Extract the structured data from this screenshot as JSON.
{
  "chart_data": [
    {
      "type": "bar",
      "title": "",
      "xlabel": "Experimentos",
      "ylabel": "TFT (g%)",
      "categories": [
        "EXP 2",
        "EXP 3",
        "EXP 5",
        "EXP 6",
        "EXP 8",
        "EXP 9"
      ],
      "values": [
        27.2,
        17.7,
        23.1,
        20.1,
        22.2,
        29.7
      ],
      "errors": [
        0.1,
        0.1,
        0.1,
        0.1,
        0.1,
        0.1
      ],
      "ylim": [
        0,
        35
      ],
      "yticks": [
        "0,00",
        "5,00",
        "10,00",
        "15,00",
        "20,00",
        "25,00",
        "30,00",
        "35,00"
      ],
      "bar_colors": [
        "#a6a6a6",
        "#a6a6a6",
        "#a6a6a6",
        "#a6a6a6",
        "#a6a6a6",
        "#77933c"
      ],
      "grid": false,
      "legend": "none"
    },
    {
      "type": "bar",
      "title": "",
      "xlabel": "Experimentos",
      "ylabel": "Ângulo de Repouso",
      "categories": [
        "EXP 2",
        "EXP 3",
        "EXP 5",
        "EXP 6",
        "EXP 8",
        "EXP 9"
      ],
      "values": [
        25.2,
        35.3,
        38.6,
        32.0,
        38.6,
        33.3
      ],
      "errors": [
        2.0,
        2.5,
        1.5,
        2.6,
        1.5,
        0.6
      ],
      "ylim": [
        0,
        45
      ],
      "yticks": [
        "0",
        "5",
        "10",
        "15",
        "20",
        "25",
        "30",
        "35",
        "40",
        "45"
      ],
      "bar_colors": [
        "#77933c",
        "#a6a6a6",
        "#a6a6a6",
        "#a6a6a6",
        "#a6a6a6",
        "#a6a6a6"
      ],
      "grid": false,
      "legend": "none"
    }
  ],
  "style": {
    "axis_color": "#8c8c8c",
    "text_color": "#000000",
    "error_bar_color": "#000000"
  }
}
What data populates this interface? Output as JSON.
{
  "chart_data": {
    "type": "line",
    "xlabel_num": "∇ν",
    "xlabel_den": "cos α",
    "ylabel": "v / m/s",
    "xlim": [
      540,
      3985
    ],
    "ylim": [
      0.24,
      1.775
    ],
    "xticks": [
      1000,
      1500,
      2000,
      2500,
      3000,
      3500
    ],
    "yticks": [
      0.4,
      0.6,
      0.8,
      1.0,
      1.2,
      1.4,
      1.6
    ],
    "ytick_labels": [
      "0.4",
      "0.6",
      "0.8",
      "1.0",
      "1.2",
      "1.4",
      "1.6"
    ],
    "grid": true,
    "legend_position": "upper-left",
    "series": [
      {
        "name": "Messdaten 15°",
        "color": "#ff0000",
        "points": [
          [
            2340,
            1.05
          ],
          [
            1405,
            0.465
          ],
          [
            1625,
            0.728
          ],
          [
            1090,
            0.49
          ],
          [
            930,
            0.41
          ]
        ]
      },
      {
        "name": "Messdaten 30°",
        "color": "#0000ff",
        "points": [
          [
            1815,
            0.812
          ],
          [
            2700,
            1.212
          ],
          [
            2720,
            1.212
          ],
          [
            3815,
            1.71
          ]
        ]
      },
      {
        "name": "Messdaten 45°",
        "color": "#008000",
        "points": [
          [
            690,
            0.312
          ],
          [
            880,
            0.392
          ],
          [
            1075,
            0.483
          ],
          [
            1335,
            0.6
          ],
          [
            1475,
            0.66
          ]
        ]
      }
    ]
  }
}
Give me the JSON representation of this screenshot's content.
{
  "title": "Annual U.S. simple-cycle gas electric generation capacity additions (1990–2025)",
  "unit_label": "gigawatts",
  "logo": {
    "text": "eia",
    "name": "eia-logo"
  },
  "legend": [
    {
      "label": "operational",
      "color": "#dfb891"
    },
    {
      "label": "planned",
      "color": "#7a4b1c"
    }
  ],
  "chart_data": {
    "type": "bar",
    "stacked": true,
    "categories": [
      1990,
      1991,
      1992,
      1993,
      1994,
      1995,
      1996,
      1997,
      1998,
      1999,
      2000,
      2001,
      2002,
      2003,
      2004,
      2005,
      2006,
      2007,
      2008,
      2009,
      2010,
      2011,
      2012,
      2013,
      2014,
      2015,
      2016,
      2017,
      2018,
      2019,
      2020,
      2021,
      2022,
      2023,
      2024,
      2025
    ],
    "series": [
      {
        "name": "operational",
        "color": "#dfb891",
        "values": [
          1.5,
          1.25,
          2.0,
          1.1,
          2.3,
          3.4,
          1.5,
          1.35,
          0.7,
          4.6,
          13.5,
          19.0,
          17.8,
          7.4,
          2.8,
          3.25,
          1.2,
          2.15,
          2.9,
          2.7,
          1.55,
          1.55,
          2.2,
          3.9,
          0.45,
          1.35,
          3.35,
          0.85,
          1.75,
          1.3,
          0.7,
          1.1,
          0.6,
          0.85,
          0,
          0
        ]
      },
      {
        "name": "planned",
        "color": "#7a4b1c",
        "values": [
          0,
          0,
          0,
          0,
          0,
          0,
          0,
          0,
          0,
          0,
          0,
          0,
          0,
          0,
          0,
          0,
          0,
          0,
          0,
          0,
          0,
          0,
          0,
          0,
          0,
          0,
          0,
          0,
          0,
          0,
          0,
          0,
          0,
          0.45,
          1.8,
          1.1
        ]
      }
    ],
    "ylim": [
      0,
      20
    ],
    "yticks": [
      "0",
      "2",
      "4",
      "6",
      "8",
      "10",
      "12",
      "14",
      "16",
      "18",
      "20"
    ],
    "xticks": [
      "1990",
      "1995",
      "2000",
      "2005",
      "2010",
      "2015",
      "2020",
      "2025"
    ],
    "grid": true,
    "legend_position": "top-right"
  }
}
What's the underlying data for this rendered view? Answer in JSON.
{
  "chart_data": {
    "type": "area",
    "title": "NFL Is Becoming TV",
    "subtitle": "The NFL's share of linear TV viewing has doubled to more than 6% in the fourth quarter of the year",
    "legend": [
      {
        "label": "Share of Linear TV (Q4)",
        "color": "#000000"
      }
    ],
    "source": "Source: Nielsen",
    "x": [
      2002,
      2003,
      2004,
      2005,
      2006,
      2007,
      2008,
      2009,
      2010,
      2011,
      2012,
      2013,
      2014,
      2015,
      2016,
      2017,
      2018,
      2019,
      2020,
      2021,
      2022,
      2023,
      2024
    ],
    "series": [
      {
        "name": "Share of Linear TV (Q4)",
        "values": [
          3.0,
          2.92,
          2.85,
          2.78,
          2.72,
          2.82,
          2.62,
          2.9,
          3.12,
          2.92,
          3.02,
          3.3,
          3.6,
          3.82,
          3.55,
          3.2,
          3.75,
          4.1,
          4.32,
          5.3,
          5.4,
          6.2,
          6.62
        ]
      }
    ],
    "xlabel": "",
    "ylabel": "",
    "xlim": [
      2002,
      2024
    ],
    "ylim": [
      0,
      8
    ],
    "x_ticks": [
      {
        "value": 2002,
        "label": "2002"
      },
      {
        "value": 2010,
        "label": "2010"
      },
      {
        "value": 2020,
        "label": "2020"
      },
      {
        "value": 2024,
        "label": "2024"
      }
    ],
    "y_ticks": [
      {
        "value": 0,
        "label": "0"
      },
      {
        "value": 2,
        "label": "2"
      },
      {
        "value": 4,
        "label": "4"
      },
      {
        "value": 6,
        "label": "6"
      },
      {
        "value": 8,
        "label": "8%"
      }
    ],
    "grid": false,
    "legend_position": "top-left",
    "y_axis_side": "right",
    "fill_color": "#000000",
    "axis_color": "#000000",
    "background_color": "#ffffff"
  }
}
※
Check each line of the records above for "name", and copy those that have it.

        "name": "Messdaten 15°",
        "name": "Messdaten 30°",
        "name": "Messdaten 45°",
    "name": "eia-logo"
        "name": "operational",
        "name": "planned",
        "name": "Share of Linear TV (Q4)",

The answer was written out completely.